start Data provided

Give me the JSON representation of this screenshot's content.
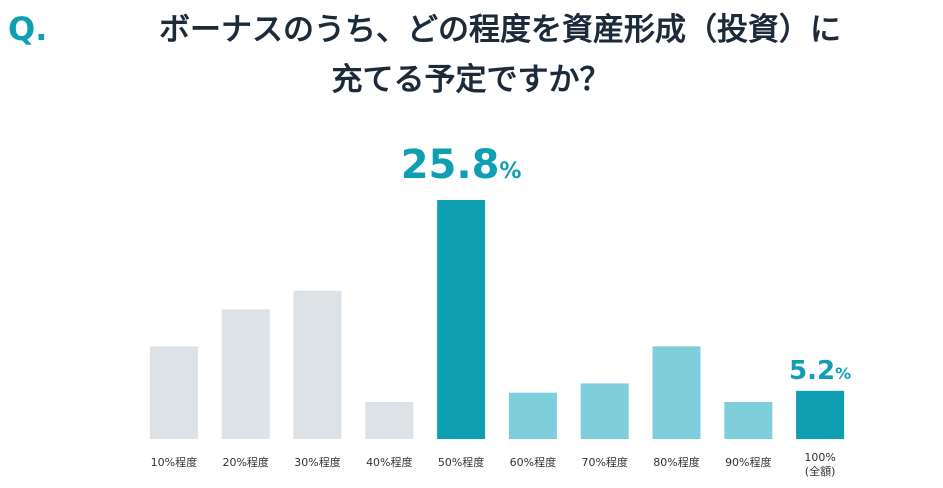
{
  "chart_data": {
    "type": "bar",
    "title_prefix": "Q.",
    "title_lines": [
      "ボーナスのうち、どの程度を資産形成（投資）に",
      "充てる予定ですか？"
    ],
    "categories": [
      "10%程度",
      "20%程度",
      "30%程度",
      "40%程度",
      "50%程度",
      "60%程度",
      "70%程度",
      "80%程度",
      "90%程度",
      "100%\n(全額)"
    ],
    "values": [
      10,
      14,
      16,
      4,
      25.8,
      5,
      6,
      10,
      4,
      5.2
    ],
    "value_labels": [
      null,
      null,
      null,
      null,
      "25.8%",
      null,
      null,
      null,
      null,
      "5.2%"
    ],
    "colors": [
      "#dce2e6",
      "#dce2e6",
      "#dce2e6",
      "#dce2e6",
      "#0e9fb3",
      "#7ecfdb",
      "#7ecfdb",
      "#7ecfdb",
      "#7ecfdb",
      "#0e9fb3"
    ],
    "label_color": "#0e9fb3",
    "ylim": [
      0,
      28
    ]
  }
}
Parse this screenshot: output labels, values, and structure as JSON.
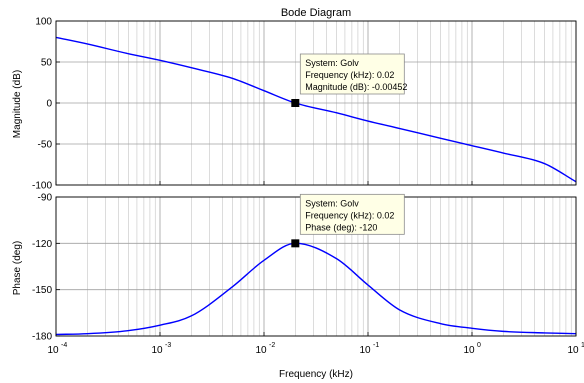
{
  "chart_data": {
    "type": "line",
    "title": "Bode Diagram",
    "xlabel": "Frequency (kHz)",
    "x_scale": "log",
    "xlim": [
      0.0001,
      10
    ],
    "x_ticks": [
      "10^-4",
      "10^-3",
      "10^-2",
      "10^-1",
      "10^0",
      "10^1"
    ],
    "grid": true,
    "series_color": "#0000ff",
    "panels": [
      {
        "id": "magnitude",
        "ylabel": "Magnitude (dB)",
        "ylim": [
          -100,
          100
        ],
        "y_ticks": [
          "100",
          "50",
          "0",
          "-50",
          "-100"
        ],
        "series": [
          {
            "x": [
              0.0001,
              0.0002,
              0.0005,
              0.001,
              0.002,
              0.005,
              0.01,
              0.02,
              0.05,
              0.1,
              0.2,
              0.5,
              1,
              2,
              5,
              10
            ],
            "values": [
              80,
              72,
              60,
              52,
              43,
              30,
              15,
              0,
              -12,
              -22,
              -31,
              -43,
              -52,
              -61,
              -74,
              -96
            ]
          }
        ],
        "datatip": {
          "x": 0.02,
          "y": 0,
          "lines": [
            "System: Golv",
            "Frequency (kHz): 0.02",
            "Magnitude (dB): -0.00452"
          ]
        }
      },
      {
        "id": "phase",
        "ylabel": "Phase (deg)",
        "ylim": [
          -180,
          -90
        ],
        "y_ticks": [
          "-90",
          "-120",
          "-150",
          "-180"
        ],
        "series": [
          {
            "x": [
              0.0001,
              0.0002,
              0.0005,
              0.001,
              0.002,
              0.005,
              0.01,
              0.02,
              0.05,
              0.1,
              0.2,
              0.5,
              1,
              2,
              5,
              10
            ],
            "values": [
              -179,
              -178.5,
              -176.5,
              -173,
              -167,
              -148,
              -131,
              -120,
              -130,
              -147,
              -163,
              -172,
              -175,
              -177,
              -178,
              -178.5
            ]
          }
        ],
        "datatip": {
          "x": 0.02,
          "y": -120,
          "lines": [
            "System: Golv",
            "Frequency (kHz): 0.02",
            "Phase (deg): -120"
          ]
        }
      }
    ]
  }
}
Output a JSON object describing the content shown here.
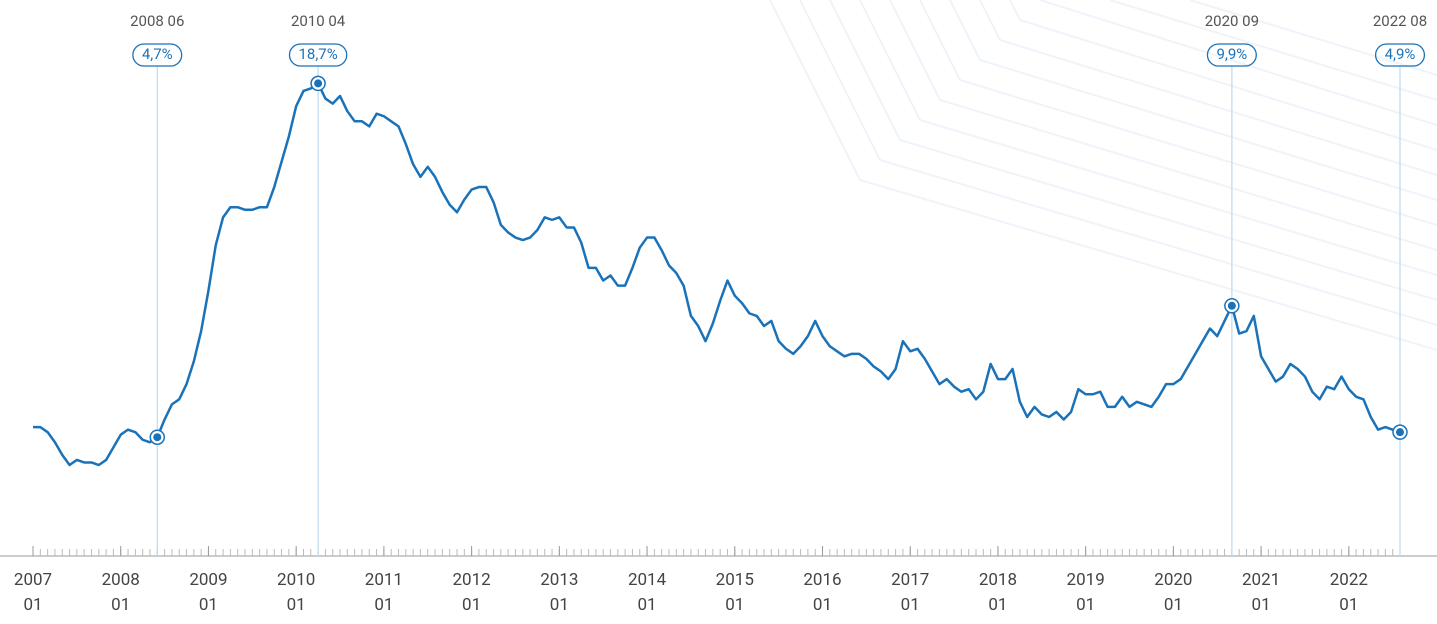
{
  "chart_data": {
    "type": "line",
    "categories": [
      "2007 01",
      "2007 02",
      "2007 03",
      "2007 04",
      "2007 05",
      "2007 06",
      "2007 07",
      "2007 08",
      "2007 09",
      "2007 10",
      "2007 11",
      "2007 12",
      "2008 01",
      "2008 02",
      "2008 03",
      "2008 04",
      "2008 05",
      "2008 06",
      "2008 07",
      "2008 08",
      "2008 09",
      "2008 10",
      "2008 11",
      "2008 12",
      "2009 01",
      "2009 02",
      "2009 03",
      "2009 04",
      "2009 05",
      "2009 06",
      "2009 07",
      "2009 08",
      "2009 09",
      "2009 10",
      "2009 11",
      "2009 12",
      "2010 01",
      "2010 02",
      "2010 03",
      "2010 04",
      "2010 05",
      "2010 06",
      "2010 07",
      "2010 08",
      "2010 09",
      "2010 10",
      "2010 11",
      "2010 12",
      "2011 01",
      "2011 02",
      "2011 03",
      "2011 04",
      "2011 05",
      "2011 06",
      "2011 07",
      "2011 08",
      "2011 09",
      "2011 10",
      "2011 11",
      "2011 12",
      "2012 01",
      "2012 02",
      "2012 03",
      "2012 04",
      "2012 05",
      "2012 06",
      "2012 07",
      "2012 08",
      "2012 09",
      "2012 10",
      "2012 11",
      "2012 12",
      "2013 01",
      "2013 02",
      "2013 03",
      "2013 04",
      "2013 05",
      "2013 06",
      "2013 07",
      "2013 08",
      "2013 09",
      "2013 10",
      "2013 11",
      "2013 12",
      "2014 01",
      "2014 02",
      "2014 03",
      "2014 04",
      "2014 05",
      "2014 06",
      "2014 07",
      "2014 08",
      "2014 09",
      "2014 10",
      "2014 11",
      "2014 12",
      "2015 01",
      "2015 02",
      "2015 03",
      "2015 04",
      "2015 05",
      "2015 06",
      "2015 07",
      "2015 08",
      "2015 09",
      "2015 10",
      "2015 11",
      "2015 12",
      "2016 01",
      "2016 02",
      "2016 03",
      "2016 04",
      "2016 05",
      "2016 06",
      "2016 07",
      "2016 08",
      "2016 09",
      "2016 10",
      "2016 11",
      "2016 12",
      "2017 01",
      "2017 02",
      "2017 03",
      "2017 04",
      "2017 05",
      "2017 06",
      "2017 07",
      "2017 08",
      "2017 09",
      "2017 10",
      "2017 11",
      "2017 12",
      "2018 01",
      "2018 02",
      "2018 03",
      "2018 04",
      "2018 05",
      "2018 06",
      "2018 07",
      "2018 08",
      "2018 09",
      "2018 10",
      "2018 11",
      "2018 12",
      "2019 01",
      "2019 02",
      "2019 03",
      "2019 04",
      "2019 05",
      "2019 06",
      "2019 07",
      "2019 08",
      "2019 09",
      "2019 10",
      "2019 11",
      "2019 12",
      "2020 01",
      "2020 02",
      "2020 03",
      "2020 04",
      "2020 05",
      "2020 06",
      "2020 07",
      "2020 08",
      "2020 09",
      "2020 10",
      "2020 11",
      "2020 12",
      "2021 01",
      "2021 02",
      "2021 03",
      "2021 04",
      "2021 05",
      "2021 06",
      "2021 07",
      "2021 08",
      "2021 09",
      "2021 10",
      "2021 11",
      "2021 12",
      "2022 01",
      "2022 02",
      "2022 03",
      "2022 04",
      "2022 05",
      "2022 06",
      "2022 07",
      "2022 08"
    ],
    "series": [
      {
        "color": "#1a72b9",
        "values": [
          5.1,
          5.1,
          4.9,
          4.5,
          4.0,
          3.6,
          3.8,
          3.7,
          3.7,
          3.6,
          3.8,
          4.3,
          4.8,
          5.0,
          4.9,
          4.6,
          4.5,
          4.7,
          5.4,
          6.0,
          6.2,
          6.8,
          7.7,
          8.9,
          10.5,
          12.3,
          13.4,
          13.8,
          13.8,
          13.7,
          13.7,
          13.8,
          13.8,
          14.6,
          15.6,
          16.6,
          17.8,
          18.4,
          18.5,
          18.7,
          18.1,
          17.9,
          18.2,
          17.6,
          17.2,
          17.2,
          17.0,
          17.5,
          17.4,
          17.2,
          17.0,
          16.3,
          15.5,
          15.0,
          15.4,
          15.0,
          14.4,
          13.9,
          13.6,
          14.1,
          14.5,
          14.6,
          14.6,
          14.0,
          13.1,
          12.8,
          12.6,
          12.5,
          12.6,
          12.9,
          13.4,
          13.3,
          13.4,
          13.0,
          13.0,
          12.4,
          11.4,
          11.4,
          10.9,
          11.1,
          10.7,
          10.7,
          11.4,
          12.2,
          12.6,
          12.6,
          12.1,
          11.5,
          11.2,
          10.7,
          9.5,
          9.1,
          8.5,
          9.2,
          10.1,
          10.9,
          10.3,
          10.0,
          9.6,
          9.5,
          9.1,
          9.3,
          8.5,
          8.2,
          8.0,
          8.3,
          8.7,
          9.3,
          8.7,
          8.3,
          8.1,
          7.9,
          8.0,
          8.0,
          7.8,
          7.5,
          7.3,
          7.0,
          7.4,
          8.5,
          8.1,
          8.2,
          7.8,
          7.3,
          6.8,
          7.0,
          6.7,
          6.5,
          6.6,
          6.2,
          6.5,
          7.6,
          7.0,
          7.0,
          7.4,
          6.1,
          5.5,
          5.9,
          5.6,
          5.5,
          5.7,
          5.4,
          5.7,
          6.6,
          6.4,
          6.4,
          6.5,
          5.9,
          5.9,
          6.3,
          5.9,
          6.1,
          6.0,
          5.9,
          6.3,
          6.8,
          6.8,
          7.0,
          7.5,
          8.0,
          8.5,
          9.0,
          8.7,
          9.3,
          9.9,
          8.8,
          8.9,
          9.5,
          7.9,
          7.4,
          6.9,
          7.1,
          7.6,
          7.4,
          7.1,
          6.5,
          6.2,
          6.7,
          6.6,
          7.1,
          6.6,
          6.3,
          6.2,
          5.5,
          5.0,
          5.1,
          5.0,
          4.9
        ]
      }
    ],
    "ylim": [
      0,
      22
    ],
    "xticks": [
      "2007 01",
      "2008 01",
      "2009 01",
      "2010 01",
      "2011 01",
      "2012 01",
      "2013 01",
      "2014 01",
      "2015 01",
      "2016 01",
      "2017 01",
      "2018 01",
      "2019 01",
      "2020 01",
      "2021 01",
      "2022 01"
    ],
    "annotations": [
      {
        "x": "2008 06",
        "label": "4,7%"
      },
      {
        "x": "2010 04",
        "label": "18,7%"
      },
      {
        "x": "2020 09",
        "label": "9,9%"
      },
      {
        "x": "2022 08",
        "label": "4,9%"
      }
    ]
  }
}
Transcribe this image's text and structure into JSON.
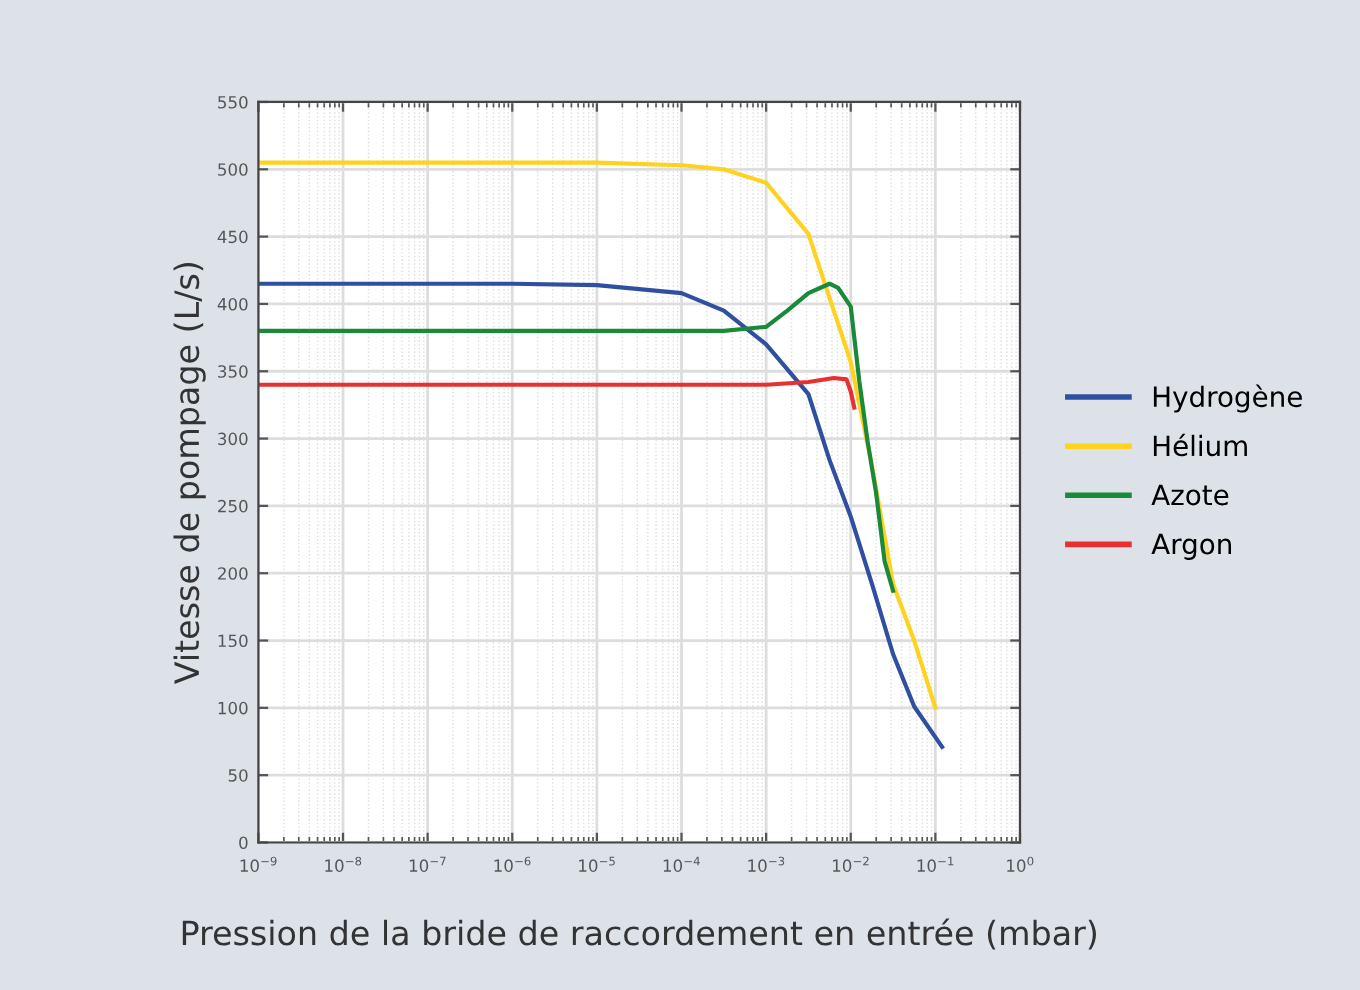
{
  "chart_data": {
    "type": "line",
    "xlabel": "Pression de la bride de raccordement en entrée (mbar)",
    "ylabel": "Vitesse de pompage (L/s)",
    "log": "x",
    "grid": true,
    "legend": "right",
    "marker": "none",
    "line_style": "solid",
    "xlim": [
      1e-09,
      1
    ],
    "ylim": [
      0,
      550
    ],
    "xticks": [
      {
        "value": 1e-09,
        "label": "10$^{−9}$"
      },
      {
        "value": 1e-08,
        "label": "10$^{−8}$"
      },
      {
        "value": 1e-07,
        "label": "10$^{−7}$"
      },
      {
        "value": 1e-06,
        "label": "10$^{−6}$"
      },
      {
        "value": 1e-05,
        "label": "10$^{−5}$"
      },
      {
        "value": 0.0001,
        "label": "10$^{−4}$"
      },
      {
        "value": 0.001,
        "label": "10$^{−3}$"
      },
      {
        "value": 0.01,
        "label": "10$^{−2}$"
      },
      {
        "value": 0.1,
        "label": "10$^{−1}$"
      },
      {
        "value": 1,
        "label": "10$^{0}$"
      }
    ],
    "yticks": [
      0,
      50,
      100,
      150,
      200,
      250,
      300,
      350,
      400,
      450,
      500,
      550
    ],
    "series": [
      {
        "name": "Hydrogène",
        "color": "#2f4fa0",
        "x": [
          1e-09,
          1e-06,
          1e-05,
          0.0001,
          0.000316,
          0.001,
          0.00316,
          0.00562,
          0.01,
          0.0178,
          0.0316,
          0.0562,
          0.12
        ],
        "values": [
          415,
          415,
          414,
          408,
          395,
          370,
          333,
          284,
          242,
          192,
          140,
          101,
          71
        ]
      },
      {
        "name": "Hélium",
        "color": "#ffd21f",
        "x": [
          1e-09,
          1e-05,
          0.0001,
          0.000316,
          0.001,
          0.00316,
          0.01,
          0.0178,
          0.0316,
          0.0562,
          0.1
        ],
        "values": [
          505,
          505,
          503,
          500,
          490,
          452,
          357,
          280,
          192,
          150,
          100
        ]
      },
      {
        "name": "Azote",
        "color": "#1a8a3a",
        "x": [
          1e-09,
          0.0001,
          0.000316,
          0.001,
          0.00178,
          0.00316,
          0.00562,
          0.00708,
          0.01,
          0.0126,
          0.0158,
          0.02,
          0.0251,
          0.0316
        ],
        "values": [
          380,
          380,
          380,
          383,
          395,
          408,
          415,
          412,
          398,
          343,
          298,
          259,
          209,
          187
        ]
      },
      {
        "name": "Argon",
        "color": "#e83030",
        "x": [
          1e-09,
          0.0001,
          0.001,
          0.00316,
          0.00631,
          0.00891,
          0.01,
          0.011
        ],
        "values": [
          340,
          340,
          340,
          342,
          345,
          344,
          335,
          323
        ]
      }
    ]
  }
}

end Data provided

Stated goal:
Report back each line of the entries that holds the string "content".

Correct output:
Give me the JSON representation of this screenshot's content.
Output a JSON object describing the content shown here.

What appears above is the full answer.